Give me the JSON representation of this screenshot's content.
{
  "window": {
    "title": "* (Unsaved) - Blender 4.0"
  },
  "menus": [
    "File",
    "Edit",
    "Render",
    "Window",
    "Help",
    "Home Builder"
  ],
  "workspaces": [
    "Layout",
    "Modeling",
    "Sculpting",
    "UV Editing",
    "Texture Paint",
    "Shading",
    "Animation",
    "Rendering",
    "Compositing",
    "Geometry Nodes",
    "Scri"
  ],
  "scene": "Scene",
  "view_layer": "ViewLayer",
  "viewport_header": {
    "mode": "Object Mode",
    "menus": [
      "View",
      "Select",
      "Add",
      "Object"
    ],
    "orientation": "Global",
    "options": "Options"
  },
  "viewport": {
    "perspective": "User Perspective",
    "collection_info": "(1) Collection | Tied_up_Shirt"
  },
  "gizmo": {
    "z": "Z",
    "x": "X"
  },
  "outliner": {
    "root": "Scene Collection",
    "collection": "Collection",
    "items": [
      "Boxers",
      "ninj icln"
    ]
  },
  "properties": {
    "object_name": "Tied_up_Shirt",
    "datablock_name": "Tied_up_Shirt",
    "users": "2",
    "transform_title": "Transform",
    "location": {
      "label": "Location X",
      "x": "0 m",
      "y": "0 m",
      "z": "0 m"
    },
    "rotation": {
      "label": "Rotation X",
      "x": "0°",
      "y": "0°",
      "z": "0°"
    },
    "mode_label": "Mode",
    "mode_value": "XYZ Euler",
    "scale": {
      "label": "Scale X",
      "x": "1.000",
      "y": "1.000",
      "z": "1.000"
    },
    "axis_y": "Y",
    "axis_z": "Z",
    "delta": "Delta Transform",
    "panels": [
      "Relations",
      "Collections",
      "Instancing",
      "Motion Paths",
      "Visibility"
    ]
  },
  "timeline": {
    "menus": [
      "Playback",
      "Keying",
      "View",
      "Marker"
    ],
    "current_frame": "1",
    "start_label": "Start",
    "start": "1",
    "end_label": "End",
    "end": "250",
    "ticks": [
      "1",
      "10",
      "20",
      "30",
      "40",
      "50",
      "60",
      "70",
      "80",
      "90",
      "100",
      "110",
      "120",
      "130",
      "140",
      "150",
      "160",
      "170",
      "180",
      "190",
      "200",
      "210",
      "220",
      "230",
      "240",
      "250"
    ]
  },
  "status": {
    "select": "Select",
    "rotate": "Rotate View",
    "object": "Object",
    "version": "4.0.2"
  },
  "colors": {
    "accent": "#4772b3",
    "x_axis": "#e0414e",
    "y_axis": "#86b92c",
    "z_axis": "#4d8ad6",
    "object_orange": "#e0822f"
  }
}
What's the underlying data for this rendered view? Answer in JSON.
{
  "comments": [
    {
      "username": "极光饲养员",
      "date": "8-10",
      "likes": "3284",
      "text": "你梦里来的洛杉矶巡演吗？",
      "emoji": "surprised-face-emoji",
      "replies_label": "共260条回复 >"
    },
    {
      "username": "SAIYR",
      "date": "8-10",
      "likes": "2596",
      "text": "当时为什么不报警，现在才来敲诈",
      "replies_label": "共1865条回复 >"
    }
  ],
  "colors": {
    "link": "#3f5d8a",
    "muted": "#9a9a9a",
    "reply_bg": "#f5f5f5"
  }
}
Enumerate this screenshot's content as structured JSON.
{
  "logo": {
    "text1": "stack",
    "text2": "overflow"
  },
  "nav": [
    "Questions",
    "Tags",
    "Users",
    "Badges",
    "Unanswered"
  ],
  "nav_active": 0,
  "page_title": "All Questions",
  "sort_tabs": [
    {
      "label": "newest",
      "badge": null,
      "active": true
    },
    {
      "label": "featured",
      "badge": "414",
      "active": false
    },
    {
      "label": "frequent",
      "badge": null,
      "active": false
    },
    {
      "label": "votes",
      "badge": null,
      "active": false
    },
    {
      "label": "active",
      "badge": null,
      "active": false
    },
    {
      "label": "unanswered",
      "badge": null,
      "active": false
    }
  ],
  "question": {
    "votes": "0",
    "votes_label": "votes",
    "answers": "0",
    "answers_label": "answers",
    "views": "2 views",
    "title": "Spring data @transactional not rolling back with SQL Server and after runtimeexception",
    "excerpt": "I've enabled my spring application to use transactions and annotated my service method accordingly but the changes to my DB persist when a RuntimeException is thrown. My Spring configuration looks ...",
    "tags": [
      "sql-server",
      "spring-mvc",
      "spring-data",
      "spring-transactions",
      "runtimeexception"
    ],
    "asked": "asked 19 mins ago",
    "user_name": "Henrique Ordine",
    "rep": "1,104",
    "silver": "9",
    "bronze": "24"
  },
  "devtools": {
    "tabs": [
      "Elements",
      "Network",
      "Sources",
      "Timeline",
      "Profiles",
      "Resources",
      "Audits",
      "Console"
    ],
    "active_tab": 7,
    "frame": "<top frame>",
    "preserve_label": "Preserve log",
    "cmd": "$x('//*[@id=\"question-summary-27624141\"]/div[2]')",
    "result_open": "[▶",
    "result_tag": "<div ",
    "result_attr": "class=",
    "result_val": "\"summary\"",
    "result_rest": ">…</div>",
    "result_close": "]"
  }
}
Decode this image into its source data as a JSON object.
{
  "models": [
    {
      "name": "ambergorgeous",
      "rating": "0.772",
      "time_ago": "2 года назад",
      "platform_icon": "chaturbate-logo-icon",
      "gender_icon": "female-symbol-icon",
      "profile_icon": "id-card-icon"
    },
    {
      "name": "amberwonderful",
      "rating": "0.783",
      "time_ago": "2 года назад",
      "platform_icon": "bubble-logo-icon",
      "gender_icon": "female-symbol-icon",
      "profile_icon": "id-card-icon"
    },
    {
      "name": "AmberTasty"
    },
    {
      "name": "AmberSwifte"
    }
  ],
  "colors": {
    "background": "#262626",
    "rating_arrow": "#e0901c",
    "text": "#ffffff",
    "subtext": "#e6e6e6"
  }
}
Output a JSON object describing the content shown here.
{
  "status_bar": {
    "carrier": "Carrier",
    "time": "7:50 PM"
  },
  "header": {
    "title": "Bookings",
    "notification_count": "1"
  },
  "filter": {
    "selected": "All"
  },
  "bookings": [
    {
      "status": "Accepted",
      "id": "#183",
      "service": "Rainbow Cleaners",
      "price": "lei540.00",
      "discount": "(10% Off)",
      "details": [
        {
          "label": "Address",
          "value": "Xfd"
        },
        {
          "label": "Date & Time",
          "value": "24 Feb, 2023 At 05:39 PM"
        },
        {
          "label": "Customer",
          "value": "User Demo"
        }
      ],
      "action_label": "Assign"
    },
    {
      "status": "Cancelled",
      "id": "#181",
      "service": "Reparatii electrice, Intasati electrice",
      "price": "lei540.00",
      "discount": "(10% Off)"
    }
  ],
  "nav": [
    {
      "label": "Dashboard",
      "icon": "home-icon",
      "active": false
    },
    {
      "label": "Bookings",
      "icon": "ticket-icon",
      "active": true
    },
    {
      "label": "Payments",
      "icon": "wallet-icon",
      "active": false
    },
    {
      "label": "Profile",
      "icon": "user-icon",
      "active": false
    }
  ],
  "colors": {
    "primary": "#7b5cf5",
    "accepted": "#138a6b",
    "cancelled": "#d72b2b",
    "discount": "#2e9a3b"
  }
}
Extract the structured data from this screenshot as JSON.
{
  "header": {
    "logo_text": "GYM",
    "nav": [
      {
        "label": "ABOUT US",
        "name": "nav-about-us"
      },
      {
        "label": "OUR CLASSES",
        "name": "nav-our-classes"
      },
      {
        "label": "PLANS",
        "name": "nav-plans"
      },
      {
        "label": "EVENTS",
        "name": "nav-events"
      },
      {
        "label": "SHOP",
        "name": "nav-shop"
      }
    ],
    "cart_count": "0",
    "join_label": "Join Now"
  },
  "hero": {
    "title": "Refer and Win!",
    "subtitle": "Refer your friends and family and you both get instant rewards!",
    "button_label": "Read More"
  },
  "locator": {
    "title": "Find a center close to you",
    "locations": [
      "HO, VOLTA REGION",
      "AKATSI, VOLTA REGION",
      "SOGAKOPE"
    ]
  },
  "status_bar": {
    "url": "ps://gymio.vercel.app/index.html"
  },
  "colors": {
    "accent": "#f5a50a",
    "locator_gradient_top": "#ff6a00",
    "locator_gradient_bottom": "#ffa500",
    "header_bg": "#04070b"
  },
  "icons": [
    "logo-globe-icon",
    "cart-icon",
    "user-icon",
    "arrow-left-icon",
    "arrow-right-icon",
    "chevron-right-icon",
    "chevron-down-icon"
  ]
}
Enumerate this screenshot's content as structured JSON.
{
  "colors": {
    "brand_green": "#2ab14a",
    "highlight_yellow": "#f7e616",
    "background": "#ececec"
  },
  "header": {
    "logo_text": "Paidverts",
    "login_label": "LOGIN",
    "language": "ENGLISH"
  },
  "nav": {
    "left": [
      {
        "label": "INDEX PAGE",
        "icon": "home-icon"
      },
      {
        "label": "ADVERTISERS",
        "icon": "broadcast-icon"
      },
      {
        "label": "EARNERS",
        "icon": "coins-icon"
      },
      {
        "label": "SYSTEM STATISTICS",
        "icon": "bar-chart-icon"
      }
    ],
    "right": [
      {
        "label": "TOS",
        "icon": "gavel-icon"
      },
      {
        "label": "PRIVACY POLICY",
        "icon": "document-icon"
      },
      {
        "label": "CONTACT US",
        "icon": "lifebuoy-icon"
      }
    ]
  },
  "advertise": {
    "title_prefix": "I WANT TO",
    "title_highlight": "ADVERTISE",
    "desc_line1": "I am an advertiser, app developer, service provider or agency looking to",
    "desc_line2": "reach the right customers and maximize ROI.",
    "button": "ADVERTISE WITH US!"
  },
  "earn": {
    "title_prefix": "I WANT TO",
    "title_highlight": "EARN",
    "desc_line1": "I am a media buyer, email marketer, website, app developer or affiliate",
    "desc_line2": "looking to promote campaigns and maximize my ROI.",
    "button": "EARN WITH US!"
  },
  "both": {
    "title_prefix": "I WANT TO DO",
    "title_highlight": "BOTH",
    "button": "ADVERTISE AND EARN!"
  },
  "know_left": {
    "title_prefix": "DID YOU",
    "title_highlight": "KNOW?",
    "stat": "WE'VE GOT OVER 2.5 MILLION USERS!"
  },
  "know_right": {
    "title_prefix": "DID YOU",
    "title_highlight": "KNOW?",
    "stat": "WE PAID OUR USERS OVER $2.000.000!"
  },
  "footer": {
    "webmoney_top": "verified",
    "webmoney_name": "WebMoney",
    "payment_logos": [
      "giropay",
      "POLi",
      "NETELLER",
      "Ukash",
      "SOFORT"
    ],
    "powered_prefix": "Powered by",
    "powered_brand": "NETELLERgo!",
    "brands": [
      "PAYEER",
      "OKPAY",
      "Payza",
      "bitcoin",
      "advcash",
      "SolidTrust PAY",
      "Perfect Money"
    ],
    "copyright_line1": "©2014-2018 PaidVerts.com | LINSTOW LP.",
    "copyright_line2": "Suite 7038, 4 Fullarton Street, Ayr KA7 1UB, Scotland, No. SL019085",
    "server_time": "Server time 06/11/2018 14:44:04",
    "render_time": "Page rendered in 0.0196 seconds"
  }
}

##########

DESCRIPTION OF THE TASK: Search the entries for the word "Transform", then list each line that holds it.

EXERCISE RESPONSE:
    "transform_title": "Transform",
    "delta": "Delta Transform",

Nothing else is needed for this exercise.